GIVEN RECORDS:
[Begin]
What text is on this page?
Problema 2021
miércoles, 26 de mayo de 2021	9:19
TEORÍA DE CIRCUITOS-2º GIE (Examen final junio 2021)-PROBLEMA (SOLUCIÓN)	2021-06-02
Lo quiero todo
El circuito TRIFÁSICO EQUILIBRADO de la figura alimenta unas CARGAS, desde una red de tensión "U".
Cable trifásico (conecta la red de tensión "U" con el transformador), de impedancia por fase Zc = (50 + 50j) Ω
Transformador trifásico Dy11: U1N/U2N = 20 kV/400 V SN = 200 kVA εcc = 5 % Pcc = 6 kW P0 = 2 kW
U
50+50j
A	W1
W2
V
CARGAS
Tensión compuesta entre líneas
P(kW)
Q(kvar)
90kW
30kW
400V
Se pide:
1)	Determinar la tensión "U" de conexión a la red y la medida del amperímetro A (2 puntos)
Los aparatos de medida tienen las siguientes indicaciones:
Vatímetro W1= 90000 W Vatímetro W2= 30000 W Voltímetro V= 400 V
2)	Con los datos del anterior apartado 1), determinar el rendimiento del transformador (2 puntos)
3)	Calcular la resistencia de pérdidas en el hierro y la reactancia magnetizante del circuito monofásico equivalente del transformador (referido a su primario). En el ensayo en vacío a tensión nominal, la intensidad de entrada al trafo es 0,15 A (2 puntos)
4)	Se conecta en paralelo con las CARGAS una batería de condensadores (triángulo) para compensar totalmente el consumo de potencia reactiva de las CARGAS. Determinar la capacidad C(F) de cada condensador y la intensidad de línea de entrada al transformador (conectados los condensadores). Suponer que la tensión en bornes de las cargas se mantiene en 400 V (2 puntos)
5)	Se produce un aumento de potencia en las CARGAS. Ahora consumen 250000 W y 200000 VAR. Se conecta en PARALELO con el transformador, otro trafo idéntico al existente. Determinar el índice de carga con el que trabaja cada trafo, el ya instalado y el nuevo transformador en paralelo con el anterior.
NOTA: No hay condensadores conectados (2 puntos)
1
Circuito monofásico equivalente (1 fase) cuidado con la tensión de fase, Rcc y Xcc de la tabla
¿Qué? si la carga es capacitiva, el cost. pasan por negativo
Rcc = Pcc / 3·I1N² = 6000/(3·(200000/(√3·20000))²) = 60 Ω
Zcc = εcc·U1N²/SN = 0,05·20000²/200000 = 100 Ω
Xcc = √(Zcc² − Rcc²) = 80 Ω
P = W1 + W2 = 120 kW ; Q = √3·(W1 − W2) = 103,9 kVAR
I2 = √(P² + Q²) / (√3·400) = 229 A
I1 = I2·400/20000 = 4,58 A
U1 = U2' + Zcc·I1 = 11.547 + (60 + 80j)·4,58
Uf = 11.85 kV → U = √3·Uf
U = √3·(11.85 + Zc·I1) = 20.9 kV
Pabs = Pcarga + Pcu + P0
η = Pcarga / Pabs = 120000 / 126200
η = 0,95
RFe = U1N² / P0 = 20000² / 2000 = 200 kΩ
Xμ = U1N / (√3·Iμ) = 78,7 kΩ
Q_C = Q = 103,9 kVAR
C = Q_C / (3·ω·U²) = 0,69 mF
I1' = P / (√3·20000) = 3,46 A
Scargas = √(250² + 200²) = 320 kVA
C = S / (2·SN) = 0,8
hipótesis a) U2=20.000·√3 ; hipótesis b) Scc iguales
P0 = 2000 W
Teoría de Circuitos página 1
[End]
TASK TO CARRY OUT:
Tally the lines of the preceding listing in which the word "trafo" appears; state nothing but the total.

COMPLETE OUTPUT:
2